Task directions:
In the listing below, locate the lines that hold the string "title". Copy those lines.

Exercise input:
^^^^^^^^
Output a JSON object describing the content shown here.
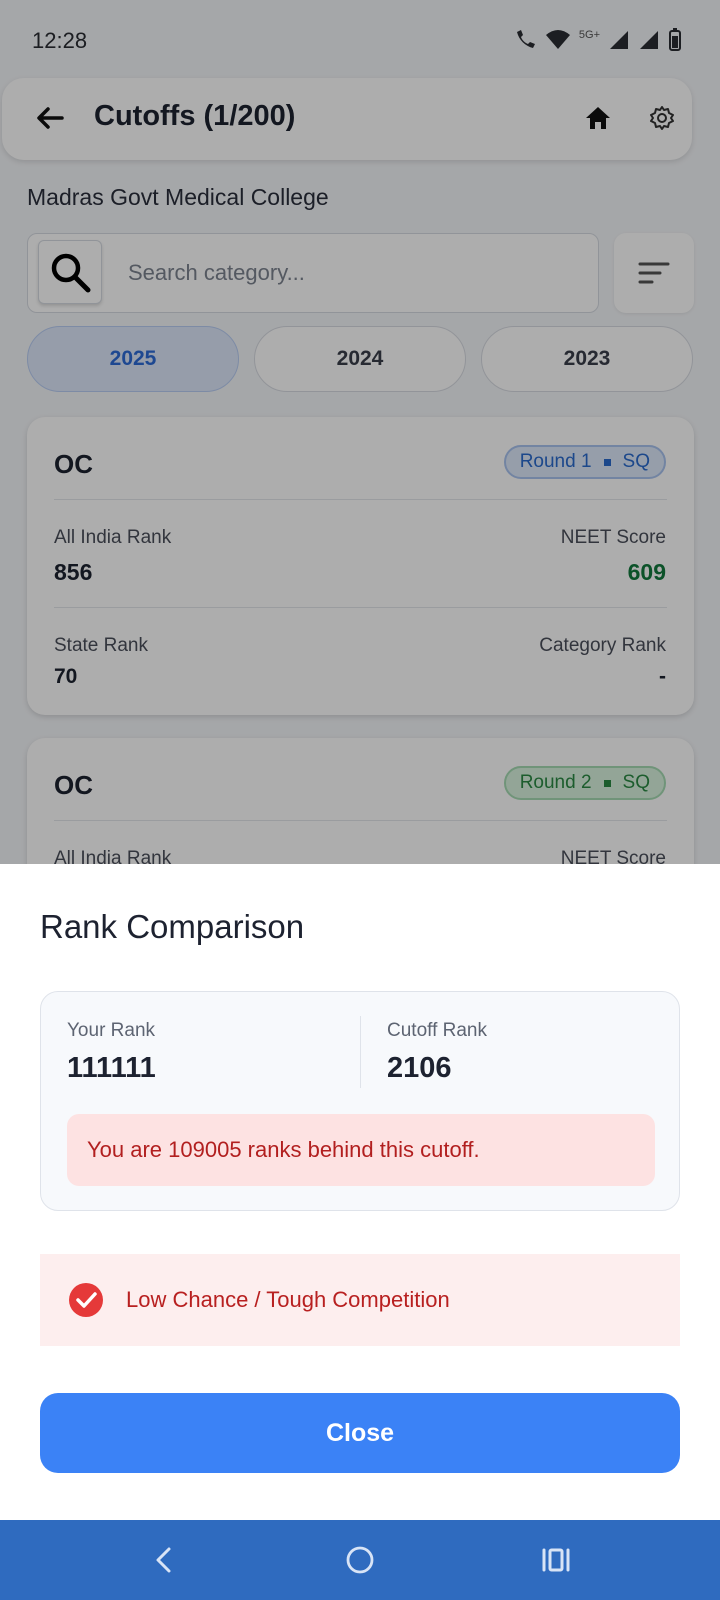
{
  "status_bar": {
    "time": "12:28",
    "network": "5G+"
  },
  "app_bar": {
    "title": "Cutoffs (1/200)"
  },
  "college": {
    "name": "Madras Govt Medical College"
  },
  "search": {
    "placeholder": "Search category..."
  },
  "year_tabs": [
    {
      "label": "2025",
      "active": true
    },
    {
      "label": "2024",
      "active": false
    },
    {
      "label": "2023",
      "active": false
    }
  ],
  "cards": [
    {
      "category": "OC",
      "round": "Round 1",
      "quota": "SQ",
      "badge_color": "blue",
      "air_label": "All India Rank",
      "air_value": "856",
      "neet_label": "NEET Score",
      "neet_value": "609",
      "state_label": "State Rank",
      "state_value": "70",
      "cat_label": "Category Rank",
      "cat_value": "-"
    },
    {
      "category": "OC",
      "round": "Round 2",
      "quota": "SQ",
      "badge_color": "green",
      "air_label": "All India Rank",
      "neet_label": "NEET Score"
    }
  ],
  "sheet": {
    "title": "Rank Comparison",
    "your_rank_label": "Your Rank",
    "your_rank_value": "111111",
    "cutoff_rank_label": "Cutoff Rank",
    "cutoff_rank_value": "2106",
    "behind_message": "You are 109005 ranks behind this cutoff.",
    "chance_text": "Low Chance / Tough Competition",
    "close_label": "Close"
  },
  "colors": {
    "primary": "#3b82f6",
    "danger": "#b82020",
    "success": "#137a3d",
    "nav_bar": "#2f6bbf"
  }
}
^^^^^^^^
Final result:
    "title": "Cutoffs (1/200)"
    "title": "Rank Comparison",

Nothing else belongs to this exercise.